Dataset excerpt
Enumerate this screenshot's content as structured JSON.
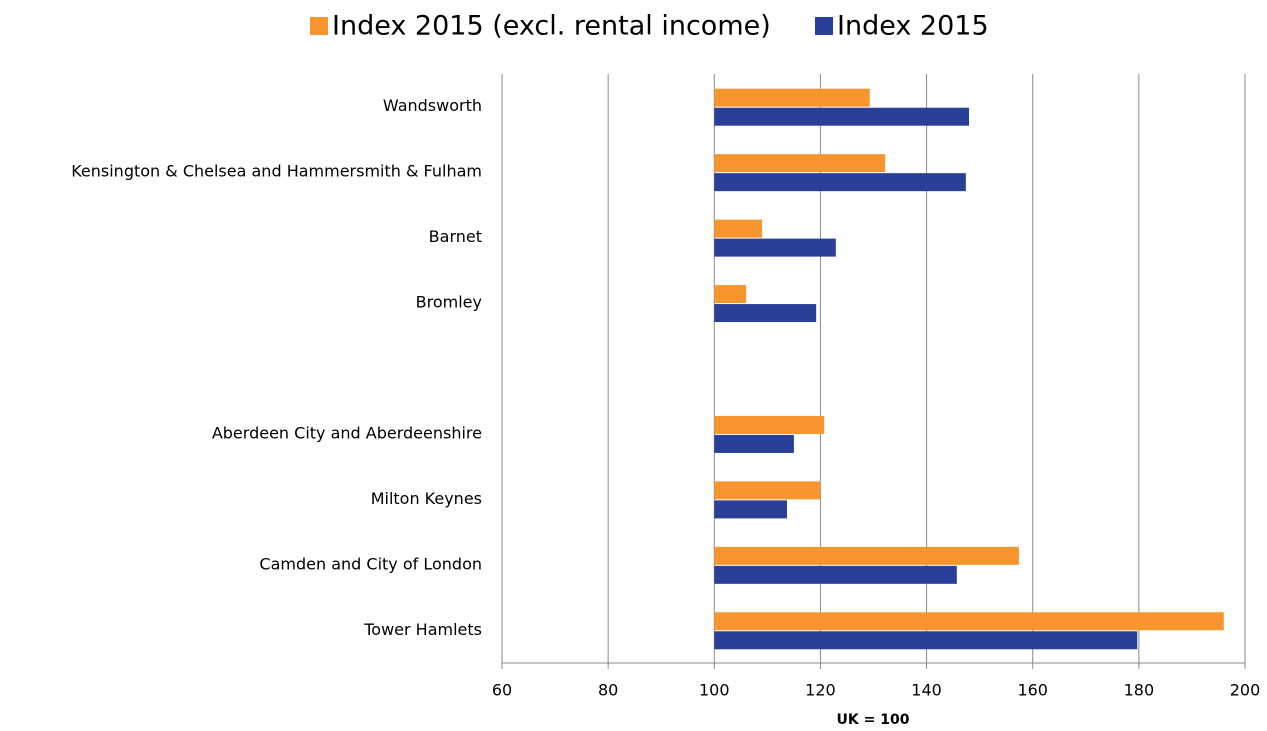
{
  "chart_data": {
    "type": "hbar",
    "categories": [
      "Wandsworth",
      "Kensington & Chelsea and Hammersmith & Fulham",
      "Barnet",
      "Bromley",
      null,
      "Aberdeen City and Aberdeenshire",
      "Milton Keynes",
      "Camden and City of London",
      "Tower Hamlets"
    ],
    "series": [
      {
        "name": "Index 2015 (excl. rental income)",
        "color": "#f7962f",
        "values": [
          129.3,
          132.2,
          109,
          106,
          null,
          120.7,
          120,
          157.4,
          196
        ]
      },
      {
        "name": "Index 2015",
        "color": "#2a3f97",
        "values": [
          148,
          147.4,
          122.9,
          119.2,
          null,
          115,
          113.7,
          145.7,
          179.7
        ]
      }
    ],
    "bar_base": 100,
    "xlim": [
      60,
      200
    ],
    "xticks": [
      60,
      80,
      100,
      120,
      140,
      160,
      180,
      200
    ],
    "xlabel": "UK = 100",
    "grid": true,
    "legend": "top"
  }
}
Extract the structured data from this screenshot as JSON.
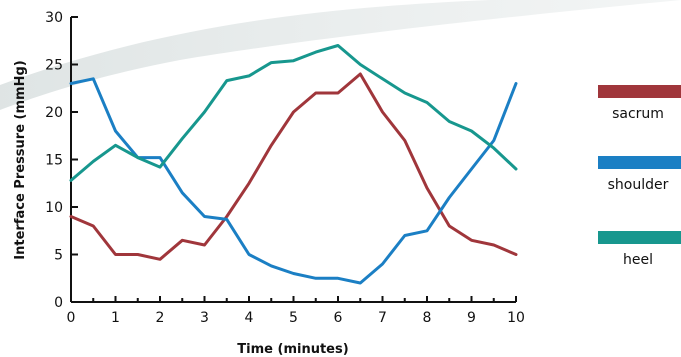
{
  "chart_data": {
    "type": "line",
    "title": "",
    "xlabel": "Time (minutes)",
    "ylabel": "Interface Pressure (mmHg)",
    "xlim": [
      0,
      10
    ],
    "ylim": [
      0,
      30
    ],
    "xticks": [
      "0",
      "1",
      "2",
      "3",
      "4",
      "5",
      "6",
      "7",
      "8",
      "9",
      "10"
    ],
    "yticks": [
      "0",
      "5",
      "10",
      "15",
      "20",
      "25",
      "30"
    ],
    "grid": false,
    "legend_position": "right",
    "series": [
      {
        "name": "sacrum",
        "color": "#a0363b",
        "x": [
          0,
          0.5,
          1,
          1.5,
          2,
          2.5,
          3,
          3.5,
          4,
          4.5,
          5,
          5.5,
          6,
          6.5,
          7,
          7.5,
          8,
          8.5,
          9,
          9.5,
          10
        ],
        "y": [
          9,
          8,
          5,
          5,
          4.5,
          6.5,
          6,
          9,
          12.5,
          16.5,
          20,
          22,
          22,
          24,
          20,
          17,
          12,
          8,
          6.5,
          6,
          5
        ]
      },
      {
        "name": "shoulder",
        "color": "#1b7fc4",
        "x": [
          0,
          0.5,
          1,
          1.5,
          2,
          2.5,
          3,
          3.5,
          4,
          4.5,
          5,
          5.5,
          6,
          6.5,
          7,
          7.5,
          8,
          8.5,
          9,
          9.5,
          10
        ],
        "y": [
          23,
          23.5,
          18,
          15.2,
          15.2,
          11.5,
          9,
          8.7,
          5,
          3.8,
          3,
          2.5,
          2.5,
          2,
          4,
          7,
          7.5,
          11,
          14,
          17,
          23
        ]
      },
      {
        "name": "heel",
        "color": "#17978e",
        "x": [
          0,
          0.5,
          1,
          1.5,
          2,
          2.5,
          3,
          3.5,
          4,
          4.5,
          5,
          5.5,
          6,
          6.5,
          7,
          7.5,
          8,
          8.5,
          9,
          9.5,
          10
        ],
        "y": [
          12.8,
          14.8,
          16.5,
          15.2,
          14.2,
          17.2,
          20,
          23.3,
          23.8,
          25.2,
          25.4,
          26.3,
          27,
          25,
          23.5,
          22,
          21,
          19,
          18,
          16.2,
          14
        ]
      }
    ]
  }
}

Prompt:
Return a copy of every line that includes the word "name".

Written solution:
        "name": "Index 2015 (excl. rental income)",
        "name": "Index 2015",
        "name": "sacrum",
        "name": "shoulder",
        "name": "heel",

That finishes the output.